Objective:
Your task is to quote the material that follows, in full and exactly.

■ ■ ■ ■ ■

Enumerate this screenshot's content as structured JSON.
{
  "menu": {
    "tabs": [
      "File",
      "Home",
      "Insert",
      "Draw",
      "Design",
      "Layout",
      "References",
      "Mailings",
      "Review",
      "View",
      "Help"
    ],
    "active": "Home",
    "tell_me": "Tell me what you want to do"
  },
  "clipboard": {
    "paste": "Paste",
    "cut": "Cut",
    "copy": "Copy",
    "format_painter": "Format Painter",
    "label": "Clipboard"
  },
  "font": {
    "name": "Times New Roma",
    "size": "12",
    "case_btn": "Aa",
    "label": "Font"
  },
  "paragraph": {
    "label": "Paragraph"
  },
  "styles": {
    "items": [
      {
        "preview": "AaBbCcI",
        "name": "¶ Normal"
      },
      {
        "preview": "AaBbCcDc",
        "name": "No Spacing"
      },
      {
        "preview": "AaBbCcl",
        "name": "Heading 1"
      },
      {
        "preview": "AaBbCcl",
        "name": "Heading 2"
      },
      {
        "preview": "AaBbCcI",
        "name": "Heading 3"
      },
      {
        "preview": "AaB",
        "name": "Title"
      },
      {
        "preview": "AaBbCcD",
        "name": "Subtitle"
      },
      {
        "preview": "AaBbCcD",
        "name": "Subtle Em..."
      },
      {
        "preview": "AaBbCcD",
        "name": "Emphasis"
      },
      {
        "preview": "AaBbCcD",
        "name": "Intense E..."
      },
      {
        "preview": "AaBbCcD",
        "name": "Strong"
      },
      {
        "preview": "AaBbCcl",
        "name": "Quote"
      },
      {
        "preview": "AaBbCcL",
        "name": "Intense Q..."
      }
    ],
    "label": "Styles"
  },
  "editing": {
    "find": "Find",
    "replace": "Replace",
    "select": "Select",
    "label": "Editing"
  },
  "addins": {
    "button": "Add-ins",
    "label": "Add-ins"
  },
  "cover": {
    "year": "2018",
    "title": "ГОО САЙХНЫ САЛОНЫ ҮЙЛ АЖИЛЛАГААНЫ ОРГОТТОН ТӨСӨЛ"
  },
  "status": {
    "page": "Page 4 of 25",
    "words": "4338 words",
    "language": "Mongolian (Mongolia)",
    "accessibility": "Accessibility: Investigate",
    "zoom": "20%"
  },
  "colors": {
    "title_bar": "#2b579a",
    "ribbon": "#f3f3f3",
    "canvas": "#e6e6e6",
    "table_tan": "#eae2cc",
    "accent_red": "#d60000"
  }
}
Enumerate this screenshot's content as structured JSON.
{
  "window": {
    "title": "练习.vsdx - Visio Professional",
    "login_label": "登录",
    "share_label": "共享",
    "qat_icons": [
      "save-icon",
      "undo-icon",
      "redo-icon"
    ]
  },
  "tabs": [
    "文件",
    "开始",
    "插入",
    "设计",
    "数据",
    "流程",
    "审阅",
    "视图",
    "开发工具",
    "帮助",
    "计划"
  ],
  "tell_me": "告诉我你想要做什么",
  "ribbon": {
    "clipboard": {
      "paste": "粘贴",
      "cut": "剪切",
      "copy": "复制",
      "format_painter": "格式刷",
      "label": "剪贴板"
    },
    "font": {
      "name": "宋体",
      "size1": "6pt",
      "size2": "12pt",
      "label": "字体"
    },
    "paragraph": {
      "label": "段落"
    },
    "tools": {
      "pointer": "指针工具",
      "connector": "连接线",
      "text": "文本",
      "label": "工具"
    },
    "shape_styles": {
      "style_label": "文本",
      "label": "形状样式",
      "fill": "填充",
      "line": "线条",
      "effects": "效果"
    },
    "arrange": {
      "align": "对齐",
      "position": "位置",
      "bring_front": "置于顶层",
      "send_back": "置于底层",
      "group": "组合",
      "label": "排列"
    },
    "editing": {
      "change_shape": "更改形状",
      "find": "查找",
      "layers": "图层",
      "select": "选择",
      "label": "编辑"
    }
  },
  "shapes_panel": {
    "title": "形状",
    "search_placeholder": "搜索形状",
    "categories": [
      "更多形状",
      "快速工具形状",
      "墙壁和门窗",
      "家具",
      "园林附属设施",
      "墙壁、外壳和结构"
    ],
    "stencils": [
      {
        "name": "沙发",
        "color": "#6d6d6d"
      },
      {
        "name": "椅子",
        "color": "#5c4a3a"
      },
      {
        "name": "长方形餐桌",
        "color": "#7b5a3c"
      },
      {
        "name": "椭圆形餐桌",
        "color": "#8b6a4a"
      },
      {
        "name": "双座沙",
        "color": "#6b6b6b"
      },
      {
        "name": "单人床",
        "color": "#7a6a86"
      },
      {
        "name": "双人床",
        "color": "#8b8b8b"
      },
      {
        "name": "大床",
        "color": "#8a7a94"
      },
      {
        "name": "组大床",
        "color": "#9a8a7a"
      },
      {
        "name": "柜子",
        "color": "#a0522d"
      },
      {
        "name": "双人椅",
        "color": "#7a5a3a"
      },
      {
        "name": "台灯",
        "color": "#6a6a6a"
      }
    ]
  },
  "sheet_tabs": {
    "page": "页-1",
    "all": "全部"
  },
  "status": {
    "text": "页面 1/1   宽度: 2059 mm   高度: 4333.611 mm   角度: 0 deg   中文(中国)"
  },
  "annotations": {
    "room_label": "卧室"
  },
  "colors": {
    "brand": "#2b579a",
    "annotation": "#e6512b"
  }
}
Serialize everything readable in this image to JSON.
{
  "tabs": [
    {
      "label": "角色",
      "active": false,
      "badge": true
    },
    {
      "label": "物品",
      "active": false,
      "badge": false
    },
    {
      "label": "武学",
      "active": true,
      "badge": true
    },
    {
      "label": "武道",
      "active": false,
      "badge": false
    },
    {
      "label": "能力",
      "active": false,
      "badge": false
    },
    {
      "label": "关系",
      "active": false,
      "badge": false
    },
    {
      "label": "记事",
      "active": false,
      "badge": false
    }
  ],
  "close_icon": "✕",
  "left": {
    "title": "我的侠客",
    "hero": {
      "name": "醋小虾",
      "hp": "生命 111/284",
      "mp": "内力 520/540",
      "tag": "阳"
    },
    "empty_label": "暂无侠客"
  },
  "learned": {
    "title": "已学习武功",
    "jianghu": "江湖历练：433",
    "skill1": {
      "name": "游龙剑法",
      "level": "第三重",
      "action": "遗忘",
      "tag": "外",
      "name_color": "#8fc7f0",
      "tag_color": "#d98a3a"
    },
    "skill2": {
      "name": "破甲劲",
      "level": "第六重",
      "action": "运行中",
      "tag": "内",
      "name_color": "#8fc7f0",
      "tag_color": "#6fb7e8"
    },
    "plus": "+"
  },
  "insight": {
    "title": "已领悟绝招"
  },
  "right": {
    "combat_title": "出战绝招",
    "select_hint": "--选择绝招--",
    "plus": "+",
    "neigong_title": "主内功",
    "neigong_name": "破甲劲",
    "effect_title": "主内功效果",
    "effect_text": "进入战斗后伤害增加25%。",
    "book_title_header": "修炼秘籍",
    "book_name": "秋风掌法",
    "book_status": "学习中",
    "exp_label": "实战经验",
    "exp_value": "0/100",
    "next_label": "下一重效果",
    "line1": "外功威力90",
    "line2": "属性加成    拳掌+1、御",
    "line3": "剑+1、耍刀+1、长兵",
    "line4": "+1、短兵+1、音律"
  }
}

■ ■ ■ ■ ■

Response to the task:
Enumerate this screenshot's content as structured JSON.
{
  "menu": {
    "tabs": [
      "File",
      "Home",
      "Insert",
      "Draw",
      "Design",
      "Layout",
      "References",
      "Mailings",
      "Review",
      "View",
      "Help"
    ],
    "active": "Home",
    "tell_me": "Tell me what you want to do"
  },
  "clipboard": {
    "paste": "Paste",
    "cut": "Cut",
    "copy": "Copy",
    "format_painter": "Format Painter",
    "label": "Clipboard"
  },
  "font": {
    "name": "Times New Roma",
    "size": "12",
    "case_btn": "Aa",
    "label": "Font"
  },
  "paragraph": {
    "label": "Paragraph"
  },
  "styles": {
    "items": [
      {
        "preview": "AaBbCcI",
        "name": "¶ Normal"
      },
      {
        "preview": "AaBbCcDc",
        "name": "No Spacing"
      },
      {
        "preview": "AaBbCcl",
        "name": "Heading 1"
      },
      {
        "preview": "AaBbCcl",
        "name": "Heading 2"
      },
      {
        "preview": "AaBbCcI",
        "name": "Heading 3"
      },
      {
        "preview": "AaB",
        "name": "Title"
      },
      {
        "preview": "AaBbCcD",
        "name": "Subtitle"
      },
      {
        "preview": "AaBbCcD",
        "name": "Subtle Em..."
      },
      {
        "preview": "AaBbCcD",
        "name": "Emphasis"
      },
      {
        "preview": "AaBbCcD",
        "name": "Intense E..."
      },
      {
        "preview": "AaBbCcD",
        "name": "Strong"
      },
      {
        "preview": "AaBbCcl",
        "name": "Quote"
      },
      {
        "preview": "AaBbCcL",
        "name": "Intense Q..."
      }
    ],
    "label": "Styles"
  },
  "editing": {
    "find": "Find",
    "replace": "Replace",
    "select": "Select",
    "label": "Editing"
  },
  "addins": {
    "button": "Add-ins",
    "label": "Add-ins"
  },
  "cover": {
    "year": "2018",
    "title": "ГОО САЙХНЫ САЛОНЫ ҮЙЛ АЖИЛЛАГААНЫ ОРГОТТОН ТӨСӨЛ"
  },
  "status": {
    "page": "Page 4 of 25",
    "words": "4338 words",
    "language": "Mongolian (Mongolia)",
    "accessibility": "Accessibility: Investigate",
    "zoom": "20%"
  },
  "colors": {
    "title_bar": "#2b579a",
    "ribbon": "#f3f3f3",
    "canvas": "#e6e6e6",
    "table_tan": "#eae2cc",
    "accent_red": "#d60000"
  }
}
Enumerate this screenshot's content as structured JSON.
{
  "window": {
    "title": "练习.vsdx - Visio Professional",
    "login_label": "登录",
    "share_label": "共享",
    "qat_icons": [
      "save-icon",
      "undo-icon",
      "redo-icon"
    ]
  },
  "tabs": [
    "文件",
    "开始",
    "插入",
    "设计",
    "数据",
    "流程",
    "审阅",
    "视图",
    "开发工具",
    "帮助",
    "计划"
  ],
  "tell_me": "告诉我你想要做什么",
  "ribbon": {
    "clipboard": {
      "paste": "粘贴",
      "cut": "剪切",
      "copy": "复制",
      "format_painter": "格式刷",
      "label": "剪贴板"
    },
    "font": {
      "name": "宋体",
      "size1": "6pt",
      "size2": "12pt",
      "label": "字体"
    },
    "paragraph": {
      "label": "段落"
    },
    "tools": {
      "pointer": "指针工具",
      "connector": "连接线",
      "text": "文本",
      "label": "工具"
    },
    "shape_styles": {
      "style_label": "文本",
      "label": "形状样式",
      "fill": "填充",
      "line": "线条",
      "effects": "效果"
    },
    "arrange": {
      "align": "对齐",
      "position": "位置",
      "bring_front": "置于顶层",
      "send_back": "置于底层",
      "group": "组合",
      "label": "排列"
    },
    "editing": {
      "change_shape": "更改形状",
      "find": "查找",
      "layers": "图层",
      "select": "选择",
      "label": "编辑"
    }
  },
  "shapes_panel": {
    "title": "形状",
    "search_placeholder": "搜索形状",
    "categories": [
      "更多形状",
      "快速工具形状",
      "墙壁和门窗",
      "家具",
      "园林附属设施",
      "墙壁、外壳和结构"
    ],
    "stencils": [
      {
        "name": "沙发",
        "color": "#6d6d6d"
      },
      {
        "name": "椅子",
        "color": "#5c4a3a"
      },
      {
        "name": "长方形餐桌",
        "color": "#7b5a3c"
      },
      {
        "name": "椭圆形餐桌",
        "color": "#8b6a4a"
      },
      {
        "name": "双座沙",
        "color": "#6b6b6b"
      },
      {
        "name": "单人床",
        "color": "#7a6a86"
      },
      {
        "name": "双人床",
        "color": "#8b8b8b"
      },
      {
        "name": "大床",
        "color": "#8a7a94"
      },
      {
        "name": "组大床",
        "color": "#9a8a7a"
      },
      {
        "name": "柜子",
        "color": "#a0522d"
      },
      {
        "name": "双人椅",
        "color": "#7a5a3a"
      },
      {
        "name": "台灯",
        "color": "#6a6a6a"
      }
    ]
  },
  "sheet_tabs": {
    "page": "页-1",
    "all": "全部"
  },
  "status": {
    "text": "页面 1/1   宽度: 2059 mm   高度: 4333.611 mm   角度: 0 deg   中文(中国)"
  },
  "annotations": {
    "room_label": "卧室"
  },
  "colors": {
    "brand": "#2b579a",
    "annotation": "#e6512b"
  }
}
Serialize everything readable in this image to JSON.
{
  "tabs": [
    {
      "label": "角色",
      "active": false,
      "badge": true
    },
    {
      "label": "物品",
      "active": false,
      "badge": false
    },
    {
      "label": "武学",
      "active": true,
      "badge": true
    },
    {
      "label": "武道",
      "active": false,
      "badge": false
    },
    {
      "label": "能力",
      "active": false,
      "badge": false
    },
    {
      "label": "关系",
      "active": false,
      "badge": false
    },
    {
      "label": "记事",
      "active": false,
      "badge": false
    }
  ],
  "close_icon": "✕",
  "left": {
    "title": "我的侠客",
    "hero": {
      "name": "醋小虾",
      "hp": "生命 111/284",
      "mp": "内力 520/540",
      "tag": "阳"
    },
    "empty_label": "暂无侠客"
  },
  "learned": {
    "title": "已学习武功",
    "jianghu": "江湖历练：433",
    "skill1": {
      "name": "游龙剑法",
      "level": "第三重",
      "action": "遗忘",
      "tag": "外",
      "name_color": "#8fc7f0",
      "tag_color": "#d98a3a"
    },
    "skill2": {
      "name": "破甲劲",
      "level": "第六重",
      "action": "运行中",
      "tag": "内",
      "name_color": "#8fc7f0",
      "tag_color": "#6fb7e8"
    },
    "plus": "+"
  },
  "insight": {
    "title": "已领悟绝招"
  },
  "right": {
    "combat_title": "出战绝招",
    "select_hint": "--选择绝招--",
    "plus": "+",
    "neigong_title": "主内功",
    "neigong_name": "破甲劲",
    "effect_title": "主内功效果",
    "effect_text": "进入战斗后伤害增加25%。",
    "book_title_header": "修炼秘籍",
    "book_name": "秋风掌法",
    "book_status": "学习中",
    "exp_label": "实战经验",
    "exp_value": "0/100",
    "next_label": "下一重效果",
    "line1": "外功威力90",
    "line2": "属性加成    拳掌+1、御",
    "line3": "剑+1、耍刀+1、长兵",
    "line4": "+1、短兵+1、音律"
  }
}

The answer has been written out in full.